=== Work to do ===
Reproduce the records word for word from their start up to and including the line containing "The groove width GW3 is at (1059, 180).".

=== Dataset excerpts ===
☆ ☆ ☆ ☆

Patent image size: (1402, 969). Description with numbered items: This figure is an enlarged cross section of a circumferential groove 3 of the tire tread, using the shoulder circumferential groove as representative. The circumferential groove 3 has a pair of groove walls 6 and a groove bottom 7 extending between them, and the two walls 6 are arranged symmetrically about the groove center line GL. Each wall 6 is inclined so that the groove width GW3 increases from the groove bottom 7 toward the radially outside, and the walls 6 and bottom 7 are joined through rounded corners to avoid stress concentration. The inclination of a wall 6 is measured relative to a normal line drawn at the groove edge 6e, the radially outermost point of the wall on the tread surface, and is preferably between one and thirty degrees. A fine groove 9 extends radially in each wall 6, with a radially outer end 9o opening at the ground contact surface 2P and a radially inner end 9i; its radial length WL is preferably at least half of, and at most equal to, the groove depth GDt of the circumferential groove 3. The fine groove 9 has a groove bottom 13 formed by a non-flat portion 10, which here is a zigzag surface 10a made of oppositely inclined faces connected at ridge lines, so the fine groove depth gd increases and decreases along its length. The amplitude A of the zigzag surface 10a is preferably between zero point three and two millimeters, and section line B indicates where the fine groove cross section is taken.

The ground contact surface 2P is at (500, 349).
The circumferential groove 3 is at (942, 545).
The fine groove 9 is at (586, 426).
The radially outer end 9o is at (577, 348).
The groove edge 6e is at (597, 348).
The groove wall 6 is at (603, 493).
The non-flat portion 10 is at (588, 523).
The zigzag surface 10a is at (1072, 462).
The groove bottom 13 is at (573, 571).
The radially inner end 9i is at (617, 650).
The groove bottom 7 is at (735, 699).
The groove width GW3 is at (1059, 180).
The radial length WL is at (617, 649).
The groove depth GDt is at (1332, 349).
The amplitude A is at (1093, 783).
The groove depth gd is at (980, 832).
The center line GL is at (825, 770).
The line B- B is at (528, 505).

☆ ☆ ☆ ☆

=== Finished exercise ===
Patent image size: (1402, 969). Description with numbered items: This figure is an enlarged cross section of a circumferential groove 3 of the tire tread, using the shoulder circumferential groove as representative. The circumferential groove 3 has a pair of groove walls 6 and a groove bottom 7 extending between them, and the two walls 6 are arranged symmetrically about the groove center line GL. Each wall 6 is inclined so that the groove width GW3 increases from the groove bottom 7 toward the radially outside, and the walls 6 and bottom 7 are joined through rounded corners to avoid stress concentration. The inclination of a wall 6 is measured relative to a normal line drawn at the groove edge 6e, the radially outermost point of the wall on the tread surface, and is preferably between one and thirty degrees. A fine groove 9 extends radially in each wall 6, with a radially outer end 9o opening at the ground contact surface 2P and a radially inner end 9i; its radial length WL is preferably at least half of, and at most equal to, the groove depth GDt of the circumferential groove 3. The fine groove 9 has a groove bottom 13 formed by a non-flat portion 10, which here is a zigzag surface 10a made of oppositely inclined faces connected at ridge lines, so the fine groove depth gd increases and decreases along its length. The amplitude A of the zigzag surface 10a is preferably between zero point three and two millimeters, and section line B indicates where the fine groove cross section is taken.

The ground contact surface 2P is at (500, 349).
The circumferential groove 3 is at (942, 545).
The fine groove 9 is at (586, 426).
The radially outer end 9o is at (577, 348).
The groove edge 6e is at (597, 348).
The groove wall 6 is at (603, 493).
The non-flat portion 10 is at (588, 523).
The zigzag surface 10a is at (1072, 462).
The groove bottom 13 is at (573, 571).
The radially inner end 9i is at (617, 650).
The groove bottom 7 is at (735, 699).
The groove width GW3 is at (1059, 180).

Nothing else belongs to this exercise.